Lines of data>

◆ ◆ ◆ ◆

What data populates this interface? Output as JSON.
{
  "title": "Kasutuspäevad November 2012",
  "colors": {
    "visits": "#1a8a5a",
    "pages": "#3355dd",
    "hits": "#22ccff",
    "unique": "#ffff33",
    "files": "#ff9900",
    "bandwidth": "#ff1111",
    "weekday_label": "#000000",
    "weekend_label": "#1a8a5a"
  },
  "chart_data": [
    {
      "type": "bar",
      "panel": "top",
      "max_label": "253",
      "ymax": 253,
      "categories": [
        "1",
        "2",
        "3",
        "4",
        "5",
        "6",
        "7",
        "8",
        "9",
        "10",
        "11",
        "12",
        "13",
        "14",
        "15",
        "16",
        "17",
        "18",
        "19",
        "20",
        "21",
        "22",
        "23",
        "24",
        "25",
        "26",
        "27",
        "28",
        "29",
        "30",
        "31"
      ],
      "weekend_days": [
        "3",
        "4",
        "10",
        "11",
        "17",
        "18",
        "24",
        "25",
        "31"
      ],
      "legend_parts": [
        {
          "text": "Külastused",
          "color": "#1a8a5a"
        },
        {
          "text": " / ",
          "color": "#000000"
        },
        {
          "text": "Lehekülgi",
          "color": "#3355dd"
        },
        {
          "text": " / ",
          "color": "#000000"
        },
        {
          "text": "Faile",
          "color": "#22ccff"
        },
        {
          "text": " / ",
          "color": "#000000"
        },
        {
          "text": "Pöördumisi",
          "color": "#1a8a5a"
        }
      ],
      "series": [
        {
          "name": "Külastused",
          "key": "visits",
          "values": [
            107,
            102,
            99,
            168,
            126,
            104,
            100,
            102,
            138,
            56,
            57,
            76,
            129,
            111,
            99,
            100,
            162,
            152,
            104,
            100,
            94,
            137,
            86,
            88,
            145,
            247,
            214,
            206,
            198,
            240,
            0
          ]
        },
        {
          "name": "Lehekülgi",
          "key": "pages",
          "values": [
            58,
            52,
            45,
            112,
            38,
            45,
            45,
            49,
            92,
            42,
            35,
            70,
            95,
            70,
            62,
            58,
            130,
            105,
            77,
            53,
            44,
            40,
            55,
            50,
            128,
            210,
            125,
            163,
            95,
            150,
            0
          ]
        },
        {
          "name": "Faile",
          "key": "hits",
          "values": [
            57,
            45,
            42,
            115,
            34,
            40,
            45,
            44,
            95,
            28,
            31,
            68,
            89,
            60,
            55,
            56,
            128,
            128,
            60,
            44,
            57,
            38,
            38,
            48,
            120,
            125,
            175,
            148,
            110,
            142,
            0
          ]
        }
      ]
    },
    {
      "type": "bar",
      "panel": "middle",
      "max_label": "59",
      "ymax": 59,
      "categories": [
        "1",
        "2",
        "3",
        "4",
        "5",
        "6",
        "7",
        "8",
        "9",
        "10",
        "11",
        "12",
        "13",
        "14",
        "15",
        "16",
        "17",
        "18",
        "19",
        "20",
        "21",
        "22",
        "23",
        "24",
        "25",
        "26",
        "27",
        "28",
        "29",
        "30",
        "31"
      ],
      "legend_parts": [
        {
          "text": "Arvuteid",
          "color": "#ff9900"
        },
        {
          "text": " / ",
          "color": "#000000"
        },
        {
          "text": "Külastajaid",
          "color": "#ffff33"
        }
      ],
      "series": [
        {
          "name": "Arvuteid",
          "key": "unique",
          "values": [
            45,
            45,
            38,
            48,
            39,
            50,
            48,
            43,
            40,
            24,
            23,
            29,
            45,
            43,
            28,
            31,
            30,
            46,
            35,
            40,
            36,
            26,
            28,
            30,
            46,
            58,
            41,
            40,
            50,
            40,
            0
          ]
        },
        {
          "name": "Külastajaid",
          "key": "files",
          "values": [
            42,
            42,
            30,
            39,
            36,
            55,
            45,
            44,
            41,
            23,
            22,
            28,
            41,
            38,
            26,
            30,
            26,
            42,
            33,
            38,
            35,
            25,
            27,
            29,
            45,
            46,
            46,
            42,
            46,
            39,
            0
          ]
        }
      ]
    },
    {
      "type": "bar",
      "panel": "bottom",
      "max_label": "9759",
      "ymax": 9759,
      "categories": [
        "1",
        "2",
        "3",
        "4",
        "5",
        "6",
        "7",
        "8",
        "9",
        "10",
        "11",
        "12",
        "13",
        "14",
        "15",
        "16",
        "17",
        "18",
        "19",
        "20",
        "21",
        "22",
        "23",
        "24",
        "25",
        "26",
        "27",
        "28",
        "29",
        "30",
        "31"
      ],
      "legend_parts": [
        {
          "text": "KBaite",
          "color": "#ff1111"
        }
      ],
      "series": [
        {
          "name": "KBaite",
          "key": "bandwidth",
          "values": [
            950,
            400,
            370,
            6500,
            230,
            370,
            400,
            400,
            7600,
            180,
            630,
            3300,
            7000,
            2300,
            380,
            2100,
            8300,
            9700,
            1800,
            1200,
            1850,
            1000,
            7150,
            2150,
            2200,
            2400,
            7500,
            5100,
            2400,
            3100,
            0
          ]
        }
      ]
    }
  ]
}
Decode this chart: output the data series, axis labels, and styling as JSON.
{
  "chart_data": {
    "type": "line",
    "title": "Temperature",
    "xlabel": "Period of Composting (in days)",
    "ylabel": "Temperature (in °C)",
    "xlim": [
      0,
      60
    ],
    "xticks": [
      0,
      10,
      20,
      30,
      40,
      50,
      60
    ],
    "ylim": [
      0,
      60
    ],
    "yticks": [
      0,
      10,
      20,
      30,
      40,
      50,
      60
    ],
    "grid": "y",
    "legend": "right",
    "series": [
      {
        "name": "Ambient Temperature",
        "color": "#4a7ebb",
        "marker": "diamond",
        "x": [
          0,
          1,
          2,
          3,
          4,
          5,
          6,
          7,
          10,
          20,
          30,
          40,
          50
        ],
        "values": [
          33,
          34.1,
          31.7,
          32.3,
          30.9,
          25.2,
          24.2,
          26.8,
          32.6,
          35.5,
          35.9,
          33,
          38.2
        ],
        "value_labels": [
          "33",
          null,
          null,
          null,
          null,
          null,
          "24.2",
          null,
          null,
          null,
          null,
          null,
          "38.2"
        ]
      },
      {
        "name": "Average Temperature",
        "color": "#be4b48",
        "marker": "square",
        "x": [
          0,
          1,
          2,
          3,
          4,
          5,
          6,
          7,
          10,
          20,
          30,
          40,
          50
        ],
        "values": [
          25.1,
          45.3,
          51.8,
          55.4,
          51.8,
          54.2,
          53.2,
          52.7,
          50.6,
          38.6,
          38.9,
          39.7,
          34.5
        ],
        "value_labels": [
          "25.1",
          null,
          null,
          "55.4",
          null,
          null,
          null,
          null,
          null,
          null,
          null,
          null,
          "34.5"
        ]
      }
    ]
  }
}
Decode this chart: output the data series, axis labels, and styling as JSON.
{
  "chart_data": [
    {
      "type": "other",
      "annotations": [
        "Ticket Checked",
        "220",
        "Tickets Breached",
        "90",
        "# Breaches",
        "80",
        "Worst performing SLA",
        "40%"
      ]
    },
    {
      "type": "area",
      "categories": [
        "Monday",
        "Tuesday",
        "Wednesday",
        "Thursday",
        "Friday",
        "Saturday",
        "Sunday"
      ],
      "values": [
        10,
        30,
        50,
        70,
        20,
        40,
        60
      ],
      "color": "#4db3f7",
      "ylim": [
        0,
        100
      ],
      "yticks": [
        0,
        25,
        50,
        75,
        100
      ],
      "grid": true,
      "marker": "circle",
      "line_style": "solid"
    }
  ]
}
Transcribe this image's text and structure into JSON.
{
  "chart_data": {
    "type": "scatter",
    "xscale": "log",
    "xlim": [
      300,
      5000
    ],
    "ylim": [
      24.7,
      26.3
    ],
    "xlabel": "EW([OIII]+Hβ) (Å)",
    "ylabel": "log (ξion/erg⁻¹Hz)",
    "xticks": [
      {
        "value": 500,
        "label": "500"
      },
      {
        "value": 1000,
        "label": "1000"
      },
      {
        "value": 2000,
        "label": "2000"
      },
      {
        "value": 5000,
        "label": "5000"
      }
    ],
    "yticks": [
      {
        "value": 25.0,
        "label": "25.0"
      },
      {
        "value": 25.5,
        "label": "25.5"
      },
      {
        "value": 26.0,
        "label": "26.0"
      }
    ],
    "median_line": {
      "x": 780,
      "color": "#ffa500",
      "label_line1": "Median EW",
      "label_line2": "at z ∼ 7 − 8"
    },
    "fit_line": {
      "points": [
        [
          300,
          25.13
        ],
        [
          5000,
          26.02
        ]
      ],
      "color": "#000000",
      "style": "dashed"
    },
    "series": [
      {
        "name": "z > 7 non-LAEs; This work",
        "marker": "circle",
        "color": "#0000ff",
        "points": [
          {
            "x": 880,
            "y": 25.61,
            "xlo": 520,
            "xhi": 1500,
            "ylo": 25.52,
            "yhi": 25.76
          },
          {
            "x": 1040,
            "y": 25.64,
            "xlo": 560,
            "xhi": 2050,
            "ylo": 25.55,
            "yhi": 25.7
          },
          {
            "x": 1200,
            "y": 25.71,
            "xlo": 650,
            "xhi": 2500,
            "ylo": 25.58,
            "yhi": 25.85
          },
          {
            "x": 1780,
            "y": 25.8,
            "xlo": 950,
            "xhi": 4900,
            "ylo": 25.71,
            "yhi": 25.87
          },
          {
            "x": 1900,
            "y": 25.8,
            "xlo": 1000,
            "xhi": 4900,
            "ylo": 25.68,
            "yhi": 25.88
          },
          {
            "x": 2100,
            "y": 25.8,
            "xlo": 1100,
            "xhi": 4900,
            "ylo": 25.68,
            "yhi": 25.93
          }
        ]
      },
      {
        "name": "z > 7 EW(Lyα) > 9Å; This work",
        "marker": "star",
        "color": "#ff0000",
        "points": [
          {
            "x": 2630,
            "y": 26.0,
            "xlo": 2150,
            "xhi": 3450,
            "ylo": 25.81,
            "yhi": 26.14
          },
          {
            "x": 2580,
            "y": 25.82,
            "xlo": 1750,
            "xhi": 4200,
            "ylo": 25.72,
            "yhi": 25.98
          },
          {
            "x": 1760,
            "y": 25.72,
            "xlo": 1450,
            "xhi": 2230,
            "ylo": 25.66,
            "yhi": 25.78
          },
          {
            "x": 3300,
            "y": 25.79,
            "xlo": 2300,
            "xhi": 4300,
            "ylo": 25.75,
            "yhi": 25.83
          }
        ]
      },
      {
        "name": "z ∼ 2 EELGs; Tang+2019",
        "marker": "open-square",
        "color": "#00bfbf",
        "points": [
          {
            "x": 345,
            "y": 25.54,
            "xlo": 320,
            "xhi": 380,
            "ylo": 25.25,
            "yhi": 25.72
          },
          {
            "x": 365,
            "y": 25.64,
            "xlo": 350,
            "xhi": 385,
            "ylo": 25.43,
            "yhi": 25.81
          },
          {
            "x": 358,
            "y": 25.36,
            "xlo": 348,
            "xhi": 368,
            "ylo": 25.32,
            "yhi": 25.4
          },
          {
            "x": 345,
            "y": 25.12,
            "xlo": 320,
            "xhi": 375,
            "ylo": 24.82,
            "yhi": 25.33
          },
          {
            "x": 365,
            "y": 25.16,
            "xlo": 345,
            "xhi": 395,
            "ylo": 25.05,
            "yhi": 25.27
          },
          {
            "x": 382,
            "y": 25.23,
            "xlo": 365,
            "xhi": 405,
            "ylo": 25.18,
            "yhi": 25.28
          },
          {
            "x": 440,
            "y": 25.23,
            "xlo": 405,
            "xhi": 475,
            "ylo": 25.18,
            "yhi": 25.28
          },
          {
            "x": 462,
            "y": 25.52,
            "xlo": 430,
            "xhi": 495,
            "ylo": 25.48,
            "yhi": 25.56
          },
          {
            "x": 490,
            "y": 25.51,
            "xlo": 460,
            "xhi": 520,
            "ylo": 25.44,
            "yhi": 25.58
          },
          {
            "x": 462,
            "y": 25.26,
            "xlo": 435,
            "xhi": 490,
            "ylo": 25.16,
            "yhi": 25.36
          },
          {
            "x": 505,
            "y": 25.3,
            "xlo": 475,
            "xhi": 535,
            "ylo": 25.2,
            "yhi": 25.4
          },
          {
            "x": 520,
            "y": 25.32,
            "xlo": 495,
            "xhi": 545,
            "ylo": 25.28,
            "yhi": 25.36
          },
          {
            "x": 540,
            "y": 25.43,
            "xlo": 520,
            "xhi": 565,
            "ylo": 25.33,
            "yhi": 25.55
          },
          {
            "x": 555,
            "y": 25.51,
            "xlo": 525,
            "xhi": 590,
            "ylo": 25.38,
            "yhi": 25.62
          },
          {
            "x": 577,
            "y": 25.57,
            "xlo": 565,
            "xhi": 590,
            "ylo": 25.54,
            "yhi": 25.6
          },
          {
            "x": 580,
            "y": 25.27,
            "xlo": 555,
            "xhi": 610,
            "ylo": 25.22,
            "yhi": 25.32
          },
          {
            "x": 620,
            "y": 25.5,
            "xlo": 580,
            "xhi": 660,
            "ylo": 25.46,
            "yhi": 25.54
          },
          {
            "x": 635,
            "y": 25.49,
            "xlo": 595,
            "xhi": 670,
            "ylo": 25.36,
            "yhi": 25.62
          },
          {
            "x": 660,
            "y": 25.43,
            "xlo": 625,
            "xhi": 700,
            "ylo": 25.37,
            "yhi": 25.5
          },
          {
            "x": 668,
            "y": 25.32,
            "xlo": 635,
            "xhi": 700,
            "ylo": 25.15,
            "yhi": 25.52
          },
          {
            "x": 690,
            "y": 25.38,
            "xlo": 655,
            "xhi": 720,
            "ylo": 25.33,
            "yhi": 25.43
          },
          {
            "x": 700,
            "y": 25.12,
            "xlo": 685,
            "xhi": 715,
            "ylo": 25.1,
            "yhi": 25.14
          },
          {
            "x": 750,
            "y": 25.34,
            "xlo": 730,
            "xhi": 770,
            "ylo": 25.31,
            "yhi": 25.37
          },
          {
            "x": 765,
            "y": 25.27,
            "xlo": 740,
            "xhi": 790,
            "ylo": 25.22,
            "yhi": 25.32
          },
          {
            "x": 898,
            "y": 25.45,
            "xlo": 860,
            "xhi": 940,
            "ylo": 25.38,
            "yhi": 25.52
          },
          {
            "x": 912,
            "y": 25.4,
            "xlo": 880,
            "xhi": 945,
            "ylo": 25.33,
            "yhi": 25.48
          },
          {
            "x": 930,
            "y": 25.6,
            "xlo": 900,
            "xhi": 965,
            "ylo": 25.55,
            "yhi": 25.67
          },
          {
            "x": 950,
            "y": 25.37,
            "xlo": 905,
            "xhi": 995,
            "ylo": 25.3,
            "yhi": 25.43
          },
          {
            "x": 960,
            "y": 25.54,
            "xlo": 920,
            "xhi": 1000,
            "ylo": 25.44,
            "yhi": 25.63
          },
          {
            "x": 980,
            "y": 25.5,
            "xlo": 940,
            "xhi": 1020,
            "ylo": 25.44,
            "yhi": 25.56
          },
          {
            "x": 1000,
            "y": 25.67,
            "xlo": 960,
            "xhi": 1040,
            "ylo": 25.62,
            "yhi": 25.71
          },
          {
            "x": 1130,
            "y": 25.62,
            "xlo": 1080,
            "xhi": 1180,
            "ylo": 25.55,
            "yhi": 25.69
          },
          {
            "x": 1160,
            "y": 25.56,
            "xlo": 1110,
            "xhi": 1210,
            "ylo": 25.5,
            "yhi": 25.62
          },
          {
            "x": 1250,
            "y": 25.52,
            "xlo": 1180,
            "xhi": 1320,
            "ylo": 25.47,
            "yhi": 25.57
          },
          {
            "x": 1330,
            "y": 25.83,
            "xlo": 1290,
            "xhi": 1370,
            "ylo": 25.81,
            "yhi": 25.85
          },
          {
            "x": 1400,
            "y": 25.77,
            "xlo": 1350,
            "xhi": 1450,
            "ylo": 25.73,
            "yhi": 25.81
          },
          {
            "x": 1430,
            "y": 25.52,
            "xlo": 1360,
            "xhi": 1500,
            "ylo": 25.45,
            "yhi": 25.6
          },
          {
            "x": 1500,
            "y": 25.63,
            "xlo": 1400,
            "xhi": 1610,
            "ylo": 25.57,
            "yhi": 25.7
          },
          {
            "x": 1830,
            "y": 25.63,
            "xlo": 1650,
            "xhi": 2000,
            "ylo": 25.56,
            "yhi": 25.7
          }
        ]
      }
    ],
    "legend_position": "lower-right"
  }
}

◆ ◆ ◆ ◆

Check every line of the entries above for the word "right" and report how many lines contain it, giving the number only.

THE RESPONSE> 2